## Task instructions
Images are not part of the copy; write out the rest of the data exactly as given.

----- Exercise input -----

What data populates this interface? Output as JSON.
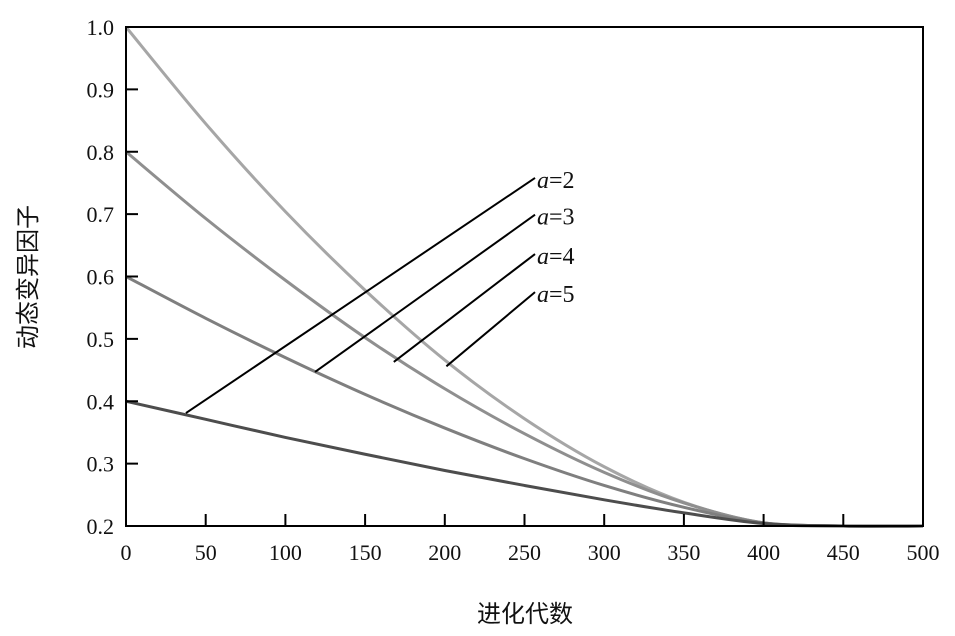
{
  "chart_data": {
    "type": "line",
    "title": "",
    "xlabel": "进化代数",
    "ylabel": "动态变异因子",
    "xlim": [
      0,
      500
    ],
    "ylim": [
      0.2,
      1.0
    ],
    "xticks": [
      0,
      50,
      100,
      150,
      200,
      250,
      300,
      350,
      400,
      450,
      500
    ],
    "yticks": [
      "0.2",
      "0.3",
      "0.4",
      "0.5",
      "0.6",
      "0.7",
      "0.8",
      "0.9",
      "1.0"
    ],
    "grid": false,
    "legend": "none",
    "x": [
      0,
      50,
      100,
      150,
      200,
      250,
      300,
      350,
      400,
      450,
      500
    ],
    "series": [
      {
        "name": "a=2",
        "color": "#4d4d4d",
        "values": [
          0.4,
          0.371,
          0.342,
          0.315,
          0.289,
          0.265,
          0.242,
          0.221,
          0.204,
          0.2,
          0.2
        ]
      },
      {
        "name": "a=3",
        "color": "#7f7f7f",
        "values": [
          0.6,
          0.533,
          0.47,
          0.411,
          0.357,
          0.308,
          0.265,
          0.23,
          0.205,
          0.2,
          0.2
        ]
      },
      {
        "name": "a=4",
        "color": "#8f8f8f",
        "values": [
          0.8,
          0.693,
          0.594,
          0.502,
          0.42,
          0.348,
          0.286,
          0.237,
          0.205,
          0.2,
          0.2
        ]
      },
      {
        "name": "a=5",
        "color": "#a6a6a6",
        "values": [
          1.0,
          0.845,
          0.704,
          0.578,
          0.466,
          0.372,
          0.295,
          0.238,
          0.205,
          0.2,
          0.2
        ]
      }
    ],
    "annotations": [
      {
        "italic": "a",
        "text": "=2",
        "from": [
          37.6,
          0.381
        ],
        "to": [
          256.6,
          0.758
        ]
      },
      {
        "italic": "a",
        "text": "=3",
        "from": [
          118.6,
          0.447
        ],
        "to": [
          256.6,
          0.699
        ]
      },
      {
        "italic": "a",
        "text": "=4",
        "from": [
          168,
          0.463
        ],
        "to": [
          256.6,
          0.636
        ]
      },
      {
        "italic": "a",
        "text": "=5",
        "from": [
          201,
          0.456
        ],
        "to": [
          256.6,
          0.575
        ]
      }
    ]
  }
}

-----

## Result below
What data populates this interface? Output as JSON.
{
  "chart_data": {
    "type": "line",
    "title": "",
    "xlabel": "进化代数",
    "ylabel": "动态变异因子",
    "xlim": [
      0,
      500
    ],
    "ylim": [
      0.2,
      1.0
    ],
    "xticks": [
      0,
      50,
      100,
      150,
      200,
      250,
      300,
      350,
      400,
      450,
      500
    ],
    "yticks": [
      "0.2",
      "0.3",
      "0.4",
      "0.5",
      "0.6",
      "0.7",
      "0.8",
      "0.9",
      "1.0"
    ],
    "grid": false,
    "legend": "none",
    "x": [
      0,
      50,
      100,
      150,
      200,
      250,
      300,
      350,
      400,
      450,
      500
    ],
    "series": [
      {
        "name": "a=2",
        "color": "#4d4d4d",
        "values": [
          0.4,
          0.371,
          0.342,
          0.315,
          0.289,
          0.265,
          0.242,
          0.221,
          0.204,
          0.2,
          0.2
        ]
      },
      {
        "name": "a=3",
        "color": "#7f7f7f",
        "values": [
          0.6,
          0.533,
          0.47,
          0.411,
          0.357,
          0.308,
          0.265,
          0.23,
          0.205,
          0.2,
          0.2
        ]
      },
      {
        "name": "a=4",
        "color": "#8f8f8f",
        "values": [
          0.8,
          0.693,
          0.594,
          0.502,
          0.42,
          0.348,
          0.286,
          0.237,
          0.205,
          0.2,
          0.2
        ]
      },
      {
        "name": "a=5",
        "color": "#a6a6a6",
        "values": [
          1.0,
          0.845,
          0.704,
          0.578,
          0.466,
          0.372,
          0.295,
          0.238,
          0.205,
          0.2,
          0.2
        ]
      }
    ],
    "annotations": [
      {
        "italic": "a",
        "text": "=2",
        "from": [
          37.6,
          0.381
        ],
        "to": [
          256.6,
          0.758
        ]
      },
      {
        "italic": "a",
        "text": "=3",
        "from": [
          118.6,
          0.447
        ],
        "to": [
          256.6,
          0.699
        ]
      },
      {
        "italic": "a",
        "text": "=4",
        "from": [
          168,
          0.463
        ],
        "to": [
          256.6,
          0.636
        ]
      },
      {
        "italic": "a",
        "text": "=5",
        "from": [
          201,
          0.456
        ],
        "to": [
          256.6,
          0.575
        ]
      }
    ]
  }
}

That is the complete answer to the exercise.